● Exercise prompt
Extract every entry word for word. Skip the pictures.

━━ Data rows ━━

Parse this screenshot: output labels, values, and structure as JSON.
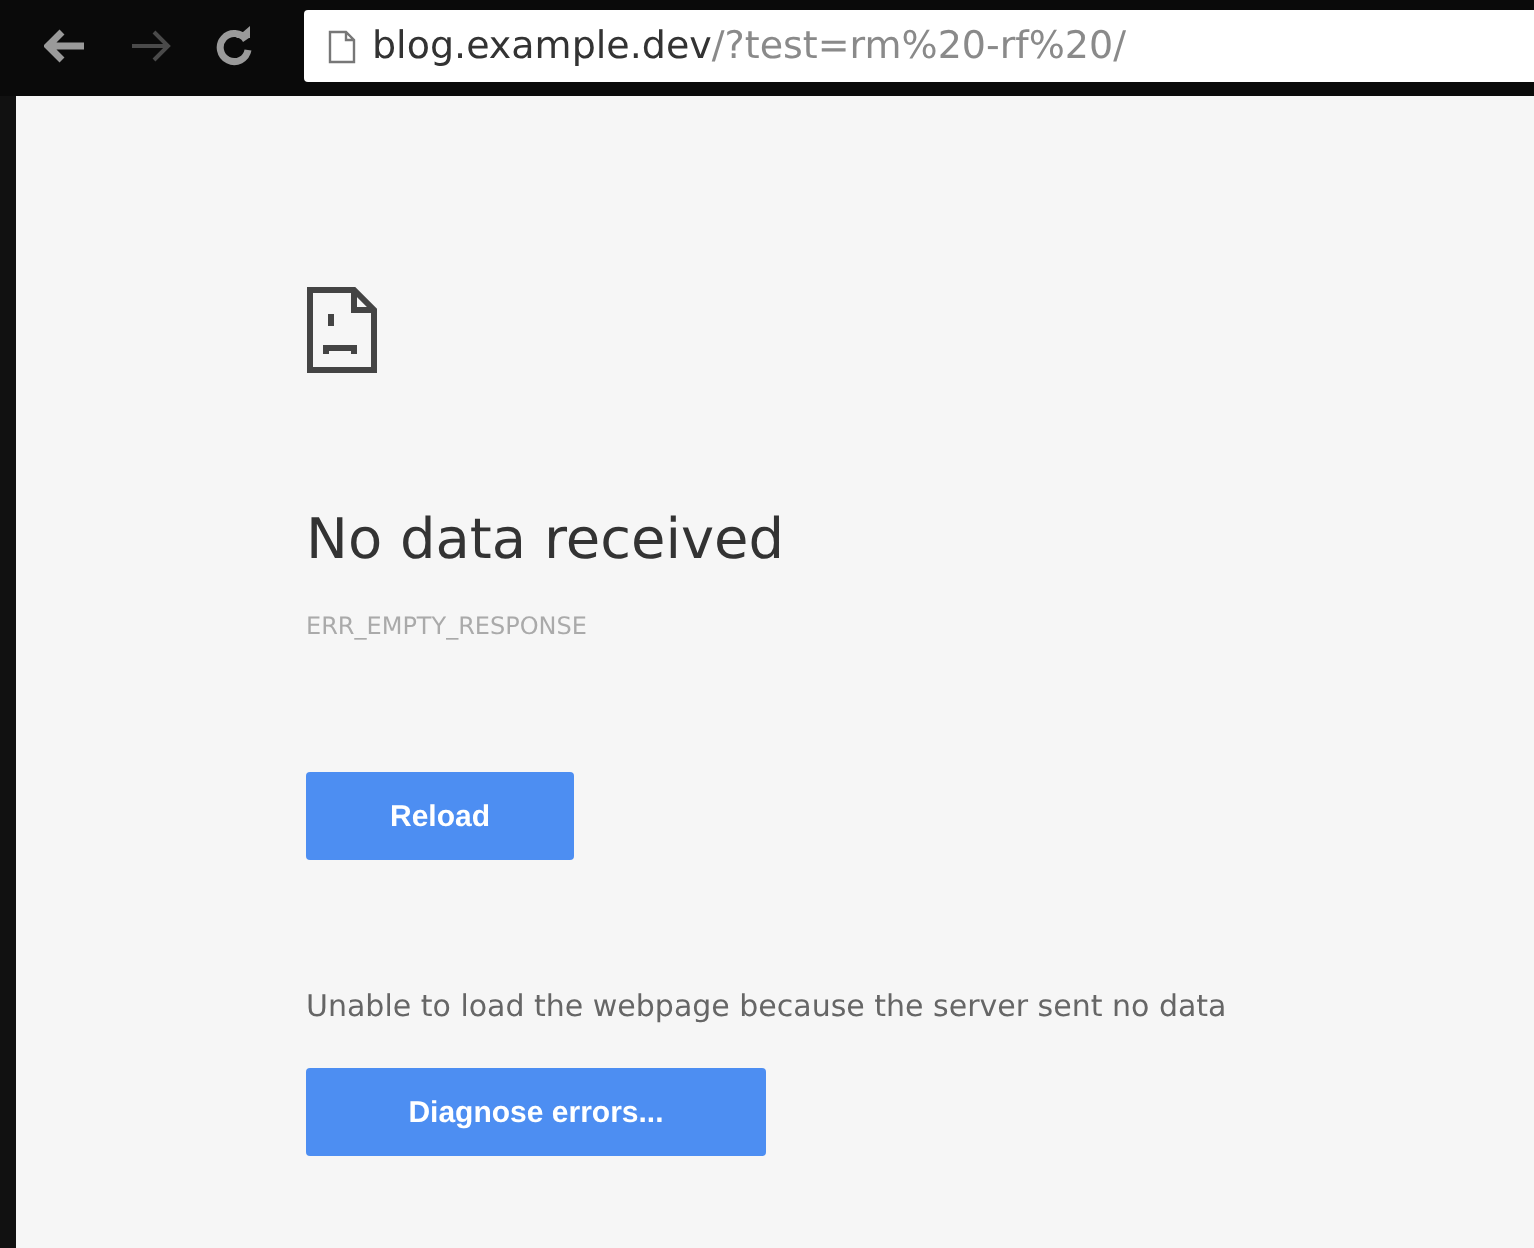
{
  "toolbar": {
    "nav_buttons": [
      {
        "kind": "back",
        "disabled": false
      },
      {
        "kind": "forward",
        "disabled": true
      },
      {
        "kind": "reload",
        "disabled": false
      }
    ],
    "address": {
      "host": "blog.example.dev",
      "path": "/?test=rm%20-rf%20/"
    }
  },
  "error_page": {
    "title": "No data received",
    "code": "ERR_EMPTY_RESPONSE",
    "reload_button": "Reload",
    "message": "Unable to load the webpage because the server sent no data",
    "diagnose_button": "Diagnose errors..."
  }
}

━━━

● The solution
Parse this screenshot: output labels, values, and structure as JSON.
{
  "toolbar": {
    "nav_buttons": [
      {
        "kind": "back",
        "disabled": false
      },
      {
        "kind": "forward",
        "disabled": true
      },
      {
        "kind": "reload",
        "disabled": false
      }
    ],
    "address": {
      "host": "blog.example.dev",
      "path": "/?test=rm%20-rf%20/"
    }
  },
  "error_page": {
    "title": "No data received",
    "code": "ERR_EMPTY_RESPONSE",
    "reload_button": "Reload",
    "message": "Unable to load the webpage because the server sent no data",
    "diagnose_button": "Diagnose errors..."
  }
}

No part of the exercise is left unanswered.